### Objective
Convert every line of the records below into a numbered list, leaving out any blank lines.

Layout element annotations
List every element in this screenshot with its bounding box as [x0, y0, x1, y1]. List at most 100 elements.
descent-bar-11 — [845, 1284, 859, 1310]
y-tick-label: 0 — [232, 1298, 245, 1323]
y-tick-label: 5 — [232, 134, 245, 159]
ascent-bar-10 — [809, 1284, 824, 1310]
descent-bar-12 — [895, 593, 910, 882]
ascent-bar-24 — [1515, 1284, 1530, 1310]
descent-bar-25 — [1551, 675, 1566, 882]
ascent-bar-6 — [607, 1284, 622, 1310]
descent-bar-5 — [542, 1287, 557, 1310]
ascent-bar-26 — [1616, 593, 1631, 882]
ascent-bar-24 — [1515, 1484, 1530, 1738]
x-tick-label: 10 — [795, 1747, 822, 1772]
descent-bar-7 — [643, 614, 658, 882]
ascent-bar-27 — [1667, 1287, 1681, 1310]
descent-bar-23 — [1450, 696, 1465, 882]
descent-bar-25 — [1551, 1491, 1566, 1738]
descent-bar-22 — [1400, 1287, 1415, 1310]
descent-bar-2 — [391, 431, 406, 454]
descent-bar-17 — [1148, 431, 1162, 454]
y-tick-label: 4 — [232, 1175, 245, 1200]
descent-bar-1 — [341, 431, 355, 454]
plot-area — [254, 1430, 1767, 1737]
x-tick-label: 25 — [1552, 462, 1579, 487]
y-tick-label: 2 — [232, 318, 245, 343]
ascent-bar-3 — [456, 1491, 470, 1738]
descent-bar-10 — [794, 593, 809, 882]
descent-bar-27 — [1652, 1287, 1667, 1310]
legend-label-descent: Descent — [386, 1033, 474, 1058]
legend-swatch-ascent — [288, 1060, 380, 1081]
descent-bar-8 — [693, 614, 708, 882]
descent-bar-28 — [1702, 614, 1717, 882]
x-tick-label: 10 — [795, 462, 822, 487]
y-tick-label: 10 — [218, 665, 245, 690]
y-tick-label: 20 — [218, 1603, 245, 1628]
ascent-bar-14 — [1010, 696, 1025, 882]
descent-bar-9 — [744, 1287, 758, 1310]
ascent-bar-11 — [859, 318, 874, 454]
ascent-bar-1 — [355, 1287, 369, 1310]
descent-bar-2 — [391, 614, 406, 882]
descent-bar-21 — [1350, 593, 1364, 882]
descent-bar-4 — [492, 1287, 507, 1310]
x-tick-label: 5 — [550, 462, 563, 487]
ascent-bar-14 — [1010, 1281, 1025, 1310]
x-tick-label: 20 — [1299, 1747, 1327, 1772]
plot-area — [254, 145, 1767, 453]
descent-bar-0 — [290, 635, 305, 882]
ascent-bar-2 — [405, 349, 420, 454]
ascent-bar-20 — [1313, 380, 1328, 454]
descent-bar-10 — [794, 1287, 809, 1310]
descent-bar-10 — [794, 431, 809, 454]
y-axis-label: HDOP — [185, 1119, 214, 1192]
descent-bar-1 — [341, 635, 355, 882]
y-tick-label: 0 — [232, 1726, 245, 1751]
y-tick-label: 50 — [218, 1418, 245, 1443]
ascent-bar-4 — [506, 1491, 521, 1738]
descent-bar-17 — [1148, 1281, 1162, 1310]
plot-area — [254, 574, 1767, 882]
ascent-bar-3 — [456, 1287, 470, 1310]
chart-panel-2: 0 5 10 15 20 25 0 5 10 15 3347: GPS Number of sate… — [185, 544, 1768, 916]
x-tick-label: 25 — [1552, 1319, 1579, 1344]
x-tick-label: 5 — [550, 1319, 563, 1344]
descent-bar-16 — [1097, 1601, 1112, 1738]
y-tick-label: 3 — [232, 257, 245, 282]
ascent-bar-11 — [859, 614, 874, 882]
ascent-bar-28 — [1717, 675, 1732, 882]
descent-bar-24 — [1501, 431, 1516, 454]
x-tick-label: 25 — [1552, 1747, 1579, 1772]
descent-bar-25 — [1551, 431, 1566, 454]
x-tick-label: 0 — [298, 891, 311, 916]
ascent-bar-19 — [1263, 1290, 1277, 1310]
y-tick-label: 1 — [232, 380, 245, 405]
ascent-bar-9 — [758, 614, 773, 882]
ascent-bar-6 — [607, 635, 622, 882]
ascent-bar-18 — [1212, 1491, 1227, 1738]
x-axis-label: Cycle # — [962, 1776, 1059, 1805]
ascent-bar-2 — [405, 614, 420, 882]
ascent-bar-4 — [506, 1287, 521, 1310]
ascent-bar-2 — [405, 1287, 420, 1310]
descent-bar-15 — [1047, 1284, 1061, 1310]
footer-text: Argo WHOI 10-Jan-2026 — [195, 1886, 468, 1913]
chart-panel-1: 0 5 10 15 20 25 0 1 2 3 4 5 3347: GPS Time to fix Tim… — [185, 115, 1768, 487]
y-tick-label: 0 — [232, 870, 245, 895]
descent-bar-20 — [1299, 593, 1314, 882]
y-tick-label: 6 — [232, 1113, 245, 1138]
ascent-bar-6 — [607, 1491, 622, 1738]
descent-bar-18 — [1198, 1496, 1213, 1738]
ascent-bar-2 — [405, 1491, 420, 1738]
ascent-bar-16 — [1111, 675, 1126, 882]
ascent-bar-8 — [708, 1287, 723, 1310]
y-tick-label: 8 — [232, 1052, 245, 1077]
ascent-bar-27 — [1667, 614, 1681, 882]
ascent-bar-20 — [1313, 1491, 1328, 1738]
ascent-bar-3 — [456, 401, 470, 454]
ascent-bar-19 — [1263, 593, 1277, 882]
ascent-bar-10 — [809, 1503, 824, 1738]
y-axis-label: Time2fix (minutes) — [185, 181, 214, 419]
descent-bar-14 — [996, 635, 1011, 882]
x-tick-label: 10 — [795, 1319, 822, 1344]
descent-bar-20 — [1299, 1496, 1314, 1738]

### Response below
1. List every element in this screenshot with its bounding box as [x0, y0, x1, y1]. List at most 100 elements.
2. descent-bar-11 — [845, 1284, 859, 1310]
3. y-tick-label: 0 — [232, 1298, 245, 1323]
4. y-tick-label: 5 — [232, 134, 245, 159]
5. ascent-bar-10 — [809, 1284, 824, 1310]
6. descent-bar-12 — [895, 593, 910, 882]
7. ascent-bar-24 — [1515, 1284, 1530, 1310]
8. descent-bar-25 — [1551, 675, 1566, 882]
9. ascent-bar-6 — [607, 1284, 622, 1310]
10. descent-bar-5 — [542, 1287, 557, 1310]
11. ascent-bar-26 — [1616, 593, 1631, 882]
12. ascent-bar-24 — [1515, 1484, 1530, 1738]
13. x-tick-label: 10 — [795, 1747, 822, 1772]
14. descent-bar-7 — [643, 614, 658, 882]
15. ascent-bar-27 — [1667, 1287, 1681, 1310]
16. descent-bar-23 — [1450, 696, 1465, 882]
17. descent-bar-25 — [1551, 1491, 1566, 1738]
18. descent-bar-22 — [1400, 1287, 1415, 1310]
19. descent-bar-2 — [391, 431, 406, 454]
20. descent-bar-17 — [1148, 431, 1162, 454]
21. y-tick-label: 4 — [232, 1175, 245, 1200]
22. descent-bar-1 — [341, 431, 355, 454]
23. plot-area — [254, 1430, 1767, 1737]
24. x-tick-label: 25 — [1552, 462, 1579, 487]
25. y-tick-label: 2 — [232, 318, 245, 343]
26. ascent-bar-3 — [456, 1491, 470, 1738]
27. descent-bar-10 — [794, 593, 809, 882]
28. descent-bar-27 — [1652, 1287, 1667, 1310]
29. legend-label-descent: Descent — [386, 1033, 474, 1058]
30. legend-swatch-ascent — [288, 1060, 380, 1081]
31. descent-bar-8 — [693, 614, 708, 882]
32. descent-bar-28 — [1702, 614, 1717, 882]
33. x-tick-label: 10 — [795, 462, 822, 487]
34. y-tick-label: 10 — [218, 665, 245, 690]
35. y-tick-label: 20 — [218, 1603, 245, 1628]
36. ascent-bar-14 — [1010, 696, 1025, 882]
37. descent-bar-9 — [744, 1287, 758, 1310]
38. ascent-bar-11 — [859, 318, 874, 454]
39. ascent-bar-1 — [355, 1287, 369, 1310]
40. descent-bar-2 — [391, 614, 406, 882]
41. descent-bar-21 — [1350, 593, 1364, 882]
42. descent-bar-4 — [492, 1287, 507, 1310]
43. x-tick-label: 5 — [550, 462, 563, 487]
44. ascent-bar-14 — [1010, 1281, 1025, 1310]
45. x-tick-label: 20 — [1299, 1747, 1327, 1772]
46. plot-area — [254, 145, 1767, 453]
47. descent-bar-0 — [290, 635, 305, 882]
48. ascent-bar-2 — [405, 349, 420, 454]
49. ascent-bar-20 — [1313, 380, 1328, 454]
50. descent-bar-10 — [794, 1287, 809, 1310]
51. descent-bar-10 — [794, 431, 809, 454]
52. y-axis-label: HDOP — [185, 1119, 214, 1192]
53. descent-bar-1 — [341, 635, 355, 882]
54. y-tick-label: 0 — [232, 1726, 245, 1751]
55. y-tick-label: 50 — [218, 1418, 245, 1443]
56. ascent-bar-4 — [506, 1491, 521, 1738]
57. descent-bar-17 — [1148, 1281, 1162, 1310]
58. plot-area — [254, 574, 1767, 882]
59. ascent-bar-3 — [456, 1287, 470, 1310]
60. chart-panel-2: 0 5 10 15 20 25 0 5 10 15 3347: GPS Number of sate… — [185, 544, 1768, 916]
61. x-tick-label: 25 — [1552, 1319, 1579, 1344]
62. x-tick-label: 5 — [550, 1319, 563, 1344]
63. descent-bar-16 — [1097, 1601, 1112, 1738]
64. y-tick-label: 3 — [232, 257, 245, 282]
65. ascent-bar-11 — [859, 614, 874, 882]
66. ascent-bar-28 — [1717, 675, 1732, 882]
67. descent-bar-24 — [1501, 431, 1516, 454]
68. x-tick-label: 25 — [1552, 1747, 1579, 1772]
69. descent-bar-25 — [1551, 431, 1566, 454]
70. x-tick-label: 0 — [298, 891, 311, 916]
71. ascent-bar-19 — [1263, 1290, 1277, 1310]
72. y-tick-label: 1 — [232, 380, 245, 405]
73. ascent-bar-9 — [758, 614, 773, 882]
74. ascent-bar-6 — [607, 635, 622, 882]
75. ascent-bar-18 — [1212, 1491, 1227, 1738]
76. x-axis-label: Cycle # — [962, 1776, 1059, 1805]
77. ascent-bar-2 — [405, 614, 420, 882]
78. ascent-bar-4 — [506, 1287, 521, 1310]
79. ascent-bar-2 — [405, 1287, 420, 1310]
80. descent-bar-15 — [1047, 1284, 1061, 1310]
81. footer-text: Argo WHOI 10-Jan-2026 — [195, 1886, 468, 1913]
82. chart-panel-1: 0 5 10 15 20 25 0 1 2 3 4 5 3347: GPS Time to fix Tim… — [185, 115, 1768, 487]
83. y-tick-label: 0 — [232, 870, 245, 895]
84. descent-bar-20 — [1299, 593, 1314, 882]
85. y-tick-label: 6 — [232, 1113, 245, 1138]
86. ascent-bar-6 — [607, 1491, 622, 1738]
87. descent-bar-18 — [1198, 1496, 1213, 1738]
88. ascent-bar-2 — [405, 1491, 420, 1738]
89. ascent-bar-16 — [1111, 675, 1126, 882]
90. ascent-bar-8 — [708, 1287, 723, 1310]
91. y-tick-label: 8 — [232, 1052, 245, 1077]
92. ascent-bar-27 — [1667, 614, 1681, 882]
93. ascent-bar-20 — [1313, 1491, 1328, 1738]
94. ascent-bar-3 — [456, 401, 470, 454]
95. ascent-bar-19 — [1263, 593, 1277, 882]
96. ascent-bar-10 — [809, 1503, 824, 1738]
97. y-axis-label: Time2fix (minutes) — [185, 181, 214, 419]
98. descent-bar-14 — [996, 635, 1011, 882]
99. x-tick-label: 10 — [795, 1319, 822, 1344]
100. descent-bar-20 — [1299, 1496, 1314, 1738]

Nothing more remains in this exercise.